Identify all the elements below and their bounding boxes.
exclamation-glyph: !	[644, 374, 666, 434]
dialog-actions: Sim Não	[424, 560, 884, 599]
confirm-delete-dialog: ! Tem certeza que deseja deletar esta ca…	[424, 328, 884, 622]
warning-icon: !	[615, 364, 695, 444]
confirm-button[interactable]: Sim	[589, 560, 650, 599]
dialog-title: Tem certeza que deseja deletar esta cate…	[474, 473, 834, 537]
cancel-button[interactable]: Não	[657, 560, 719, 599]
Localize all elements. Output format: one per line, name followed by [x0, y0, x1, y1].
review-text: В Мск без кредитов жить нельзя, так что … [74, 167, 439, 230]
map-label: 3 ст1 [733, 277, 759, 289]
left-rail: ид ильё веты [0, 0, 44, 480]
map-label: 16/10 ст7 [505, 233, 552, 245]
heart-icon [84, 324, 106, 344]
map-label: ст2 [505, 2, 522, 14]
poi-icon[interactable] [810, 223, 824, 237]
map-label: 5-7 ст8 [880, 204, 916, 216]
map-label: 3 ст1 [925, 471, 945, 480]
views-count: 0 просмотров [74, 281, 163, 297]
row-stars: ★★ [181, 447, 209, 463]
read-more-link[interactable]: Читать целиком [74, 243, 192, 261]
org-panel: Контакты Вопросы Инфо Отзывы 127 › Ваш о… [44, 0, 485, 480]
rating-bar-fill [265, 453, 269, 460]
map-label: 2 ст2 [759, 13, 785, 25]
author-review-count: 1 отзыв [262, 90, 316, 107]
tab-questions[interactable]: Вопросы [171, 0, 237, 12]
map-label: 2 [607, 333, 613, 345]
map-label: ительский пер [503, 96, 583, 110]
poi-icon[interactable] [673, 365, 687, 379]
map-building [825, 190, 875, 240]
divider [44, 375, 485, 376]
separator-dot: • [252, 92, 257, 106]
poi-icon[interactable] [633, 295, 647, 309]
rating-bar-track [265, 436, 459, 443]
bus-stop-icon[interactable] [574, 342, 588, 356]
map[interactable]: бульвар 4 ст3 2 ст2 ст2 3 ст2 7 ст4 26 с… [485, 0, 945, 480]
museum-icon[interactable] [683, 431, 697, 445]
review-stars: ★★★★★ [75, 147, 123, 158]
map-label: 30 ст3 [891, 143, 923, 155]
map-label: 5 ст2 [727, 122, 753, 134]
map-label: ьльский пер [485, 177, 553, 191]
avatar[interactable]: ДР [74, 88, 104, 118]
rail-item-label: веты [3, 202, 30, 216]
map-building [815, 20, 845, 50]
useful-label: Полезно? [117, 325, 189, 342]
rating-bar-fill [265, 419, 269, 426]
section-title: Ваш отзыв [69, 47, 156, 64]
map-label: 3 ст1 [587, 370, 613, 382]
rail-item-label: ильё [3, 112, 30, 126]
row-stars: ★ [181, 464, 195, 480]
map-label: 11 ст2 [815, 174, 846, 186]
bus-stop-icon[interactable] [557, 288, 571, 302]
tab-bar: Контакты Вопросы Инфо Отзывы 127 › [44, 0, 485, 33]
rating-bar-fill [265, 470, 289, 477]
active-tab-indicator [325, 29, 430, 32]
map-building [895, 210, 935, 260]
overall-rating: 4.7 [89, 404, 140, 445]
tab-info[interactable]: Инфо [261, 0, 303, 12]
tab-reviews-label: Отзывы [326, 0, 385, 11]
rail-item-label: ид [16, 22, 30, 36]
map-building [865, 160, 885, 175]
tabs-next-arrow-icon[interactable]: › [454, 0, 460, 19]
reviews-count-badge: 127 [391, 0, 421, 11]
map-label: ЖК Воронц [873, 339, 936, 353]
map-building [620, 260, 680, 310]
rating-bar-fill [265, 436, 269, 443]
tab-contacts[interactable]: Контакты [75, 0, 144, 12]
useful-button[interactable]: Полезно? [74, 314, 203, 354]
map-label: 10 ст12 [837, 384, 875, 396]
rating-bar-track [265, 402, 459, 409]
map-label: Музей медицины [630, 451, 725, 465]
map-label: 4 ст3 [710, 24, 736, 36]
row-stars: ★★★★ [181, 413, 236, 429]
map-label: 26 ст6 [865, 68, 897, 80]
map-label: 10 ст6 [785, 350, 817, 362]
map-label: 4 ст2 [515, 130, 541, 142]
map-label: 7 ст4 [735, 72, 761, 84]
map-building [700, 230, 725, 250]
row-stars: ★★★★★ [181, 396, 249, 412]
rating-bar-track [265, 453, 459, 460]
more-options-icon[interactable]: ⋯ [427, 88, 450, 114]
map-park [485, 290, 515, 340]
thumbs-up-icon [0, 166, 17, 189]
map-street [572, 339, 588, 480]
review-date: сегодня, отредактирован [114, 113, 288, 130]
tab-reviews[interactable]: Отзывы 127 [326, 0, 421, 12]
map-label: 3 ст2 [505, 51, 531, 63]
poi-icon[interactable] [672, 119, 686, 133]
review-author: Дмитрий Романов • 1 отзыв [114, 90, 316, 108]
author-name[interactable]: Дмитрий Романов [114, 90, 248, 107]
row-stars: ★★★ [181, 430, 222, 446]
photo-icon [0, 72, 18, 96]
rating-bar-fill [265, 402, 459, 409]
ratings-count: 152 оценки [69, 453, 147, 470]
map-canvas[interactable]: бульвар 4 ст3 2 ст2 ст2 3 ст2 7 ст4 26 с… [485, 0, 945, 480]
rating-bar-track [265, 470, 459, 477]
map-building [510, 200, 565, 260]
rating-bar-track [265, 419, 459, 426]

*-*-*

TASK DIRECTIONS: Can you copy every line of the records above word for word, leaving each character, number and bracket unchanged?

SOLUTION TO THIS EXERCISE:
Identify all the elements below and their bounding boxes.
exclamation-glyph: !	[644, 374, 666, 434]
dialog-actions: Sim Não	[424, 560, 884, 599]
confirm-delete-dialog: ! Tem certeza que deseja deletar esta ca…	[424, 328, 884, 622]
warning-icon: !	[615, 364, 695, 444]
confirm-button[interactable]: Sim	[589, 560, 650, 599]
dialog-title: Tem certeza que deseja deletar esta cate…	[474, 473, 834, 537]
cancel-button[interactable]: Não	[657, 560, 719, 599]
Localize all elements. Output format: one per line, name followed by [x0, y0, x1, y1].
review-text: В Мск без кредитов жить нельзя, так что … [74, 167, 439, 230]
map-label: 3 ст1 [733, 277, 759, 289]
left-rail: ид ильё веты [0, 0, 44, 480]
map-label: 16/10 ст7 [505, 233, 552, 245]
heart-icon [84, 324, 106, 344]
map-label: ст2 [505, 2, 522, 14]
poi-icon[interactable] [810, 223, 824, 237]
map-label: 5-7 ст8 [880, 204, 916, 216]
map-label: 3 ст1 [925, 471, 945, 480]
views-count: 0 просмотров [74, 281, 163, 297]
row-stars: ★★ [181, 447, 209, 463]
read-more-link[interactable]: Читать целиком [74, 243, 192, 261]
org-panel: Контакты Вопросы Инфо Отзывы 127 › Ваш о… [44, 0, 485, 480]
rating-bar-fill [265, 453, 269, 460]
map-label: 2 ст2 [759, 13, 785, 25]
author-review-count: 1 отзыв [262, 90, 316, 107]
tab-questions[interactable]: Вопросы [171, 0, 237, 12]
map-label: 2 [607, 333, 613, 345]
map-label: ительский пер [503, 96, 583, 110]
poi-icon[interactable] [673, 365, 687, 379]
map-building [825, 190, 875, 240]
divider [44, 375, 485, 376]
separator-dot: • [252, 92, 257, 106]
poi-icon[interactable] [633, 295, 647, 309]
rating-bar-track [265, 436, 459, 443]
bus-stop-icon[interactable] [574, 342, 588, 356]
map[interactable]: бульвар 4 ст3 2 ст2 ст2 3 ст2 7 ст4 26 с… [485, 0, 945, 480]
museum-icon[interactable] [683, 431, 697, 445]
review-stars: ★★★★★ [75, 147, 123, 158]
map-label: 30 ст3 [891, 143, 923, 155]
map-label: 5 ст2 [727, 122, 753, 134]
map-label: ьльский пер [485, 177, 553, 191]
avatar[interactable]: ДР [74, 88, 104, 118]
rail-item-label: веты [3, 202, 30, 216]
map-building [815, 20, 845, 50]
useful-label: Полезно? [117, 325, 189, 342]
rating-bar-fill [265, 419, 269, 426]
section-title: Ваш отзыв [69, 47, 156, 64]
map-label: 3 ст1 [587, 370, 613, 382]
rail-item-label: ильё [3, 112, 30, 126]
row-stars: ★ [181, 464, 195, 480]
map-label: 11 ст2 [815, 174, 846, 186]
bus-stop-icon[interactable] [557, 288, 571, 302]
tab-bar: Контакты Вопросы Инфо Отзывы 127 › [44, 0, 485, 33]
rating-bar-fill [265, 470, 289, 477]
active-tab-indicator [325, 29, 430, 32]
map-building [895, 210, 935, 260]
overall-rating: 4.7 [89, 404, 140, 445]
tab-info[interactable]: Инфо [261, 0, 303, 12]
tab-reviews-label: Отзывы [326, 0, 385, 11]
rail-item-label: ид [16, 22, 30, 36]
map-building [865, 160, 885, 175]
tabs-next-arrow-icon[interactable]: › [454, 0, 460, 19]
reviews-count-badge: 127 [391, 0, 421, 11]
map-label: ЖК Воронц [873, 339, 936, 353]
map-building [620, 260, 680, 310]
rating-bar-fill [265, 436, 269, 443]
tab-contacts[interactable]: Контакты [75, 0, 144, 12]
useful-button[interactable]: Полезно? [74, 314, 203, 354]
map-label: 10 ст12 [837, 384, 875, 396]
rating-bar-track [265, 402, 459, 409]
map-label: Музей медицины [630, 451, 725, 465]
map-label: 4 ст3 [710, 24, 736, 36]
row-stars: ★★★★ [181, 413, 236, 429]
map-label: 26 ст6 [865, 68, 897, 80]
map-label: 10 ст6 [785, 350, 817, 362]
map-label: 4 ст2 [515, 130, 541, 142]
map-label: 7 ст4 [735, 72, 761, 84]
map-building [700, 230, 725, 250]
row-stars: ★★★★★ [181, 396, 249, 412]
rating-bar-track [265, 453, 459, 460]
more-options-icon[interactable]: ⋯ [427, 88, 450, 114]
map-park [485, 290, 515, 340]
thumbs-up-icon [0, 166, 17, 189]
map-street [572, 339, 588, 480]
review-date: сегодня, отредактирован [114, 113, 288, 130]
tab-reviews[interactable]: Отзывы 127 [326, 0, 421, 12]
map-label: 3 ст2 [505, 51, 531, 63]
poi-icon[interactable] [672, 119, 686, 133]
review-author: Дмитрий Романов • 1 отзыв [114, 90, 316, 108]
author-name[interactable]: Дмитрий Романов [114, 90, 248, 107]
row-stars: ★★★ [181, 430, 222, 446]
photo-icon [0, 72, 18, 96]
rating-bar-fill [265, 402, 459, 409]
ratings-count: 152 оценки [69, 453, 147, 470]
map-canvas[interactable]: бульвар 4 ст3 2 ст2 ст2 3 ст2 7 ст4 26 с… [485, 0, 945, 480]
rating-bar-track [265, 470, 459, 477]
map-building [510, 200, 565, 260]
rating-bar-track [265, 419, 459, 426]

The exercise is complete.